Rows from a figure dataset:
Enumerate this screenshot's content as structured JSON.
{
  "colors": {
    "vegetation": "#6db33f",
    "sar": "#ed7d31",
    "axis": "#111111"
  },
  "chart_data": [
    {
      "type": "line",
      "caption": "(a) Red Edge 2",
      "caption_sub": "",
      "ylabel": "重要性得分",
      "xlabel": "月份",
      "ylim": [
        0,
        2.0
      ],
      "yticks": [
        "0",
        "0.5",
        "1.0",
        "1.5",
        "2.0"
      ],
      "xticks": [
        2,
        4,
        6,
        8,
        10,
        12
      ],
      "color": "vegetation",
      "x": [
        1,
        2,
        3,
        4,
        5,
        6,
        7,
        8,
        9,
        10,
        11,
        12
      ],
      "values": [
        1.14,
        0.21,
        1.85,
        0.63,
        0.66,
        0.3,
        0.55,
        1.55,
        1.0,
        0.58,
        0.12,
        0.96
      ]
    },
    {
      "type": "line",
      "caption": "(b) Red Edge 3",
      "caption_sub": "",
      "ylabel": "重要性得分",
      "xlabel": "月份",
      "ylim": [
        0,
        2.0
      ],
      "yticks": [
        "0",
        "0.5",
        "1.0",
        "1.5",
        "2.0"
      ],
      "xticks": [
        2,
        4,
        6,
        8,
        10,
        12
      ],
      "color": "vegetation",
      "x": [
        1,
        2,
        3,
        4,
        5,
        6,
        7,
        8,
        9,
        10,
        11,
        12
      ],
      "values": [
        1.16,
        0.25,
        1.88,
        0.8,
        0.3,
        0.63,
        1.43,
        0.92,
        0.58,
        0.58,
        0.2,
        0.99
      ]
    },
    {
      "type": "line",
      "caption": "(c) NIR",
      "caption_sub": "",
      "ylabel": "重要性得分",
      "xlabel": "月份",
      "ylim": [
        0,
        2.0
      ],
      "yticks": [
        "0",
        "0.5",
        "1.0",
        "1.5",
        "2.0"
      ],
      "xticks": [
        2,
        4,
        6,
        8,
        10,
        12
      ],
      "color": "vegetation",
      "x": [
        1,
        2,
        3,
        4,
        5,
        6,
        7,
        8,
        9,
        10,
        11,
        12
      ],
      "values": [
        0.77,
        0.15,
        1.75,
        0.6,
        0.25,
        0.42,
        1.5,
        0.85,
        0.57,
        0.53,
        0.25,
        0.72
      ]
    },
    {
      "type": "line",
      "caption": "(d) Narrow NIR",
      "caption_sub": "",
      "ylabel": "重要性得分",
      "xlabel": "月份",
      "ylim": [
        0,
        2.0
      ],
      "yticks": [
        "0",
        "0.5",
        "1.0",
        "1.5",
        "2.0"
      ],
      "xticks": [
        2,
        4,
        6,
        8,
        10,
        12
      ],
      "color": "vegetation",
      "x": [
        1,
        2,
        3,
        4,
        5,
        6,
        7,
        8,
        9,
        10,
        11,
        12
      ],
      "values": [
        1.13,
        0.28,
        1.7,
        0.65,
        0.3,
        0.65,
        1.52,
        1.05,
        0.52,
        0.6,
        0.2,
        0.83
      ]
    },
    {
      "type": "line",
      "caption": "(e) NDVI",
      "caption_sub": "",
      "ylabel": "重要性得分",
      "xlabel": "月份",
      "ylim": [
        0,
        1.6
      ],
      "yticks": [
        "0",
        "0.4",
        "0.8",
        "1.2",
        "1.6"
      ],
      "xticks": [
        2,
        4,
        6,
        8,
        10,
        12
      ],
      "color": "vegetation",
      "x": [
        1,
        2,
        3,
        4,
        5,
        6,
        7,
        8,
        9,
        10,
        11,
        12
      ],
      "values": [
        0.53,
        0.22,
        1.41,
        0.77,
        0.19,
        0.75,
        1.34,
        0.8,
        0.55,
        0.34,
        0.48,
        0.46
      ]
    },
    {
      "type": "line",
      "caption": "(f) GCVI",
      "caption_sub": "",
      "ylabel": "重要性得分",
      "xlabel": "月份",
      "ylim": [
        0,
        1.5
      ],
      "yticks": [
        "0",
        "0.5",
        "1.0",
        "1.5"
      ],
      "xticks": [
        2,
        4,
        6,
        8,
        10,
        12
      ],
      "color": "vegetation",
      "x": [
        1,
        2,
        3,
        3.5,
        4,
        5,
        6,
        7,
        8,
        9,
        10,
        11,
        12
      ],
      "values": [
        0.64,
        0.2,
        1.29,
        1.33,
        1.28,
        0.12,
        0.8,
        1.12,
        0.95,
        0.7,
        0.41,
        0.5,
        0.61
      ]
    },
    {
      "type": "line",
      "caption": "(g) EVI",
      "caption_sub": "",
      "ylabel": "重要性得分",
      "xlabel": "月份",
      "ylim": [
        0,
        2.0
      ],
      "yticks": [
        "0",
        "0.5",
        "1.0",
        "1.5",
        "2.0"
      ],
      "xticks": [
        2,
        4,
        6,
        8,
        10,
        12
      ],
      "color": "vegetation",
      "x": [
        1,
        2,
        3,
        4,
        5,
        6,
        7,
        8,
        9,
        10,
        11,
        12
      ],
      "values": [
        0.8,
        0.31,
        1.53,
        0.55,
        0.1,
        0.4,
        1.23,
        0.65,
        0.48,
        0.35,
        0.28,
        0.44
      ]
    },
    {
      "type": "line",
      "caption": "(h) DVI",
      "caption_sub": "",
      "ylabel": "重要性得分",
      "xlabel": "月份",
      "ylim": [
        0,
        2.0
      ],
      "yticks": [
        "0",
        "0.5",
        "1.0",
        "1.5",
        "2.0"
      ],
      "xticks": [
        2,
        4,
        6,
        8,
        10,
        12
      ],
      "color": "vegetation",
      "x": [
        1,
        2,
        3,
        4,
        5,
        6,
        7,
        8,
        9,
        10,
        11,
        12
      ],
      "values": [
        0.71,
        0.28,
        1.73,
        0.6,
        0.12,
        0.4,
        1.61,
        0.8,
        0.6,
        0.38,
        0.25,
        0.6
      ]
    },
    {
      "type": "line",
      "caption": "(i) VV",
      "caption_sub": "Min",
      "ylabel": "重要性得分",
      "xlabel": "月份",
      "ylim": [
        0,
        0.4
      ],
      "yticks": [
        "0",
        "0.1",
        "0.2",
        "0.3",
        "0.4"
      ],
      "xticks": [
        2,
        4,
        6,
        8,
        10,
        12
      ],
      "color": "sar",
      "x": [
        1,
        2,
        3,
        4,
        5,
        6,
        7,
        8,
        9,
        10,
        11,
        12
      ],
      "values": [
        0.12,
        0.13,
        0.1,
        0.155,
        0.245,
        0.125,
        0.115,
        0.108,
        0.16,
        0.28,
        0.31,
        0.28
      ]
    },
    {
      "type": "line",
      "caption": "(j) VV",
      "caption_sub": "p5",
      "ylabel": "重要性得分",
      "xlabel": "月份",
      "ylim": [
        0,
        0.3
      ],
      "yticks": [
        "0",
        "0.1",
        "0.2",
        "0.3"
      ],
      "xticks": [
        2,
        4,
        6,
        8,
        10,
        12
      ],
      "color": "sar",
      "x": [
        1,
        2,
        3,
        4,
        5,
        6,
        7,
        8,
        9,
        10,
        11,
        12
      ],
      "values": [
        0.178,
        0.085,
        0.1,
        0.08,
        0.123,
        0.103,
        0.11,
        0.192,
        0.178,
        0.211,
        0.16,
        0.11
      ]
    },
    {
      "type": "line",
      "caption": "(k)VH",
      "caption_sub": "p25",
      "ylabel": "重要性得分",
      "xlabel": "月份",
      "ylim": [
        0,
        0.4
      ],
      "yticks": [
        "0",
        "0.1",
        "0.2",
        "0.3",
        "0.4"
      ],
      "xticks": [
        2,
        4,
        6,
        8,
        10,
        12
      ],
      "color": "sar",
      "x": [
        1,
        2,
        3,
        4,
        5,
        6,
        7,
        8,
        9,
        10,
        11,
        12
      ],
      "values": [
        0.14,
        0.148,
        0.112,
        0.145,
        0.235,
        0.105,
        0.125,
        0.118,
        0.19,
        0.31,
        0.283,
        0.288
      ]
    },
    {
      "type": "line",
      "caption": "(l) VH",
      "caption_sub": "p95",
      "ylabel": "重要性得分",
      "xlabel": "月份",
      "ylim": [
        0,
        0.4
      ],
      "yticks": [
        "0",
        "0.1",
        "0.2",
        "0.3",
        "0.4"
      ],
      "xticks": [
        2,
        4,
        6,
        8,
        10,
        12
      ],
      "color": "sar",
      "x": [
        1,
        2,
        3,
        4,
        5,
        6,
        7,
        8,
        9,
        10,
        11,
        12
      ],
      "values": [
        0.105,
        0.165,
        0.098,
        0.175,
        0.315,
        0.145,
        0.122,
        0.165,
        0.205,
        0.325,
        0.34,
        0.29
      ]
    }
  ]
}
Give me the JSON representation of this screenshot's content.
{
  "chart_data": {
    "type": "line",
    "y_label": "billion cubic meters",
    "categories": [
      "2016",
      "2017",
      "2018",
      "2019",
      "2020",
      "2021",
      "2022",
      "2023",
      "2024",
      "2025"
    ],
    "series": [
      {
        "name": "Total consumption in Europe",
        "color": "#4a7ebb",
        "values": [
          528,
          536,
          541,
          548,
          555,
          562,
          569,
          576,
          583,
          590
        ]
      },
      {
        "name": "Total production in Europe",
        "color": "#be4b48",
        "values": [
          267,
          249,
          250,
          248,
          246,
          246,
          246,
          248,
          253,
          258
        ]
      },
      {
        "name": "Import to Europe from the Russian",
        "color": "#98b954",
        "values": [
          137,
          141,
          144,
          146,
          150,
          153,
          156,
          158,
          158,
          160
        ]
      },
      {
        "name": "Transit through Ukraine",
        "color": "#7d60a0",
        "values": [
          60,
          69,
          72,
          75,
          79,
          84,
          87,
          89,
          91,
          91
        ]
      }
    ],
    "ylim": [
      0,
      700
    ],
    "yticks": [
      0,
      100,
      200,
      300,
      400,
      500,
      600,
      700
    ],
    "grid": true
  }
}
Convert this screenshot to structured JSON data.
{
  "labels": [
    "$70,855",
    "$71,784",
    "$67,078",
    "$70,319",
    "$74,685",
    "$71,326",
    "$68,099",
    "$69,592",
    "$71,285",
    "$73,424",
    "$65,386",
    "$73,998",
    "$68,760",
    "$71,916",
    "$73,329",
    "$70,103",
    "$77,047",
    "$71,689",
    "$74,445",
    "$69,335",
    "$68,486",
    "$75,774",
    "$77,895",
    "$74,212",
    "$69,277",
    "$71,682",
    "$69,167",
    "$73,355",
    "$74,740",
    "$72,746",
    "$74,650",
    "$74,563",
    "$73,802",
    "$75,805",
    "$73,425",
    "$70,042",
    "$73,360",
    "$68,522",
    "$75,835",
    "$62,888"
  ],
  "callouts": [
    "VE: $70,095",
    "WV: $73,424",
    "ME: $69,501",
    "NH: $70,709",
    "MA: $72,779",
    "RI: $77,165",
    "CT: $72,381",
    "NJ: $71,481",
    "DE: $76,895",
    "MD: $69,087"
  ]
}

WHAT TO WORK ON: Gather all lines with the string "JSON" from the data.

CORRECT ANSWER:
Enumerate this screenshot's content as structured JSON.
Give me the JSON representation of this screenshot's content.
Convert this screenshot to structured JSON data.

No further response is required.